++++ Data rows

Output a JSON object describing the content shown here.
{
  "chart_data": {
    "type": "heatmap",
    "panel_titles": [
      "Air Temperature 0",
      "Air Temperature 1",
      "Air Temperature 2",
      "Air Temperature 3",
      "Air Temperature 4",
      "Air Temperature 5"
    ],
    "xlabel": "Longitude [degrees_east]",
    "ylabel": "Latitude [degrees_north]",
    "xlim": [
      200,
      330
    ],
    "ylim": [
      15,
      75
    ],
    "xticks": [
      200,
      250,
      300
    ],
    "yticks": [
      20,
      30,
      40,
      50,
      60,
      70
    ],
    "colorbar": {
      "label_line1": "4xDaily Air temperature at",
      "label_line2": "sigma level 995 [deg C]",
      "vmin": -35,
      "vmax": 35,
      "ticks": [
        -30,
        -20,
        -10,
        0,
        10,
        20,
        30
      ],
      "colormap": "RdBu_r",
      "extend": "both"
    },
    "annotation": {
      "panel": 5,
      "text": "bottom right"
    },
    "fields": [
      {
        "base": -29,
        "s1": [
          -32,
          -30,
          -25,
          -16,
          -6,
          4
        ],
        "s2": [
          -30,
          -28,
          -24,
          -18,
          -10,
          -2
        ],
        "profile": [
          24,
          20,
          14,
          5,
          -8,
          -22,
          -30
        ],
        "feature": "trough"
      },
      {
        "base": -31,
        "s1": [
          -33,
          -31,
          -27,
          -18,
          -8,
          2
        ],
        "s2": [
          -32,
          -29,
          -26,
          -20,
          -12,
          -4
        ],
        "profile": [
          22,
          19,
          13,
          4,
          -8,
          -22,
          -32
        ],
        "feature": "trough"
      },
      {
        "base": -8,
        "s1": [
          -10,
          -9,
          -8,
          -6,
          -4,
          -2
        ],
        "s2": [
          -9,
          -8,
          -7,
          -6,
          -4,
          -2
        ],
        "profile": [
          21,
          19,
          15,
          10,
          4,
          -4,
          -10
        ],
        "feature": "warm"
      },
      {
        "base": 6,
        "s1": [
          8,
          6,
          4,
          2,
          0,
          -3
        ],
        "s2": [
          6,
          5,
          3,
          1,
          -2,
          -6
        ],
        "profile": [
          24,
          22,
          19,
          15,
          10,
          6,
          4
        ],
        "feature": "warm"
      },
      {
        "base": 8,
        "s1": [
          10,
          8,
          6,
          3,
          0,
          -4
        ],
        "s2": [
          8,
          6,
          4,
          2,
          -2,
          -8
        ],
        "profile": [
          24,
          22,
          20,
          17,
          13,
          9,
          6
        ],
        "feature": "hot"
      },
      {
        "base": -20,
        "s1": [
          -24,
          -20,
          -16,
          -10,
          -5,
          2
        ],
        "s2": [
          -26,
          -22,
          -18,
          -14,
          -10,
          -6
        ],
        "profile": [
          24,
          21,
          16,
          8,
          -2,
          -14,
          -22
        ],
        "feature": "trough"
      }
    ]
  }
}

++++++++

== Task brief ==
Please reproduce all of the entries exactly as they stand.

== Task result ==
Output a JSON object describing the content shown here.
{
  "chart_data": {
    "type": "heatmap",
    "panel_titles": [
      "Air Temperature 0",
      "Air Temperature 1",
      "Air Temperature 2",
      "Air Temperature 3",
      "Air Temperature 4",
      "Air Temperature 5"
    ],
    "xlabel": "Longitude [degrees_east]",
    "ylabel": "Latitude [degrees_north]",
    "xlim": [
      200,
      330
    ],
    "ylim": [
      15,
      75
    ],
    "xticks": [
      200,
      250,
      300
    ],
    "yticks": [
      20,
      30,
      40,
      50,
      60,
      70
    ],
    "colorbar": {
      "label_line1": "4xDaily Air temperature at",
      "label_line2": "sigma level 995 [deg C]",
      "vmin": -35,
      "vmax": 35,
      "ticks": [
        -30,
        -20,
        -10,
        0,
        10,
        20,
        30
      ],
      "colormap": "RdBu_r",
      "extend": "both"
    },
    "annotation": {
      "panel": 5,
      "text": "bottom right"
    },
    "fields": [
      {
        "base": -29,
        "s1": [
          -32,
          -30,
          -25,
          -16,
          -6,
          4
        ],
        "s2": [
          -30,
          -28,
          -24,
          -18,
          -10,
          -2
        ],
        "profile": [
          24,
          20,
          14,
          5,
          -8,
          -22,
          -30
        ],
        "feature": "trough"
      },
      {
        "base": -31,
        "s1": [
          -33,
          -31,
          -27,
          -18,
          -8,
          2
        ],
        "s2": [
          -32,
          -29,
          -26,
          -20,
          -12,
          -4
        ],
        "profile": [
          22,
          19,
          13,
          4,
          -8,
          -22,
          -32
        ],
        "feature": "trough"
      },
      {
        "base": -8,
        "s1": [
          -10,
          -9,
          -8,
          -6,
          -4,
          -2
        ],
        "s2": [
          -9,
          -8,
          -7,
          -6,
          -4,
          -2
        ],
        "profile": [
          21,
          19,
          15,
          10,
          4,
          -4,
          -10
        ],
        "feature": "warm"
      },
      {
        "base": 6,
        "s1": [
          8,
          6,
          4,
          2,
          0,
          -3
        ],
        "s2": [
          6,
          5,
          3,
          1,
          -2,
          -6
        ],
        "profile": [
          24,
          22,
          19,
          15,
          10,
          6,
          4
        ],
        "feature": "warm"
      },
      {
        "base": 8,
        "s1": [
          10,
          8,
          6,
          3,
          0,
          -4
        ],
        "s2": [
          8,
          6,
          4,
          2,
          -2,
          -8
        ],
        "profile": [
          24,
          22,
          20,
          17,
          13,
          9,
          6
        ],
        "feature": "hot"
      },
      {
        "base": -20,
        "s1": [
          -24,
          -20,
          -16,
          -10,
          -5,
          2
        ],
        "s2": [
          -26,
          -22,
          -18,
          -14,
          -10,
          -6
        ],
        "profile": [
          24,
          21,
          16,
          8,
          -2,
          -14,
          -22
        ],
        "feature": "trough"
      }
    ]
  }
}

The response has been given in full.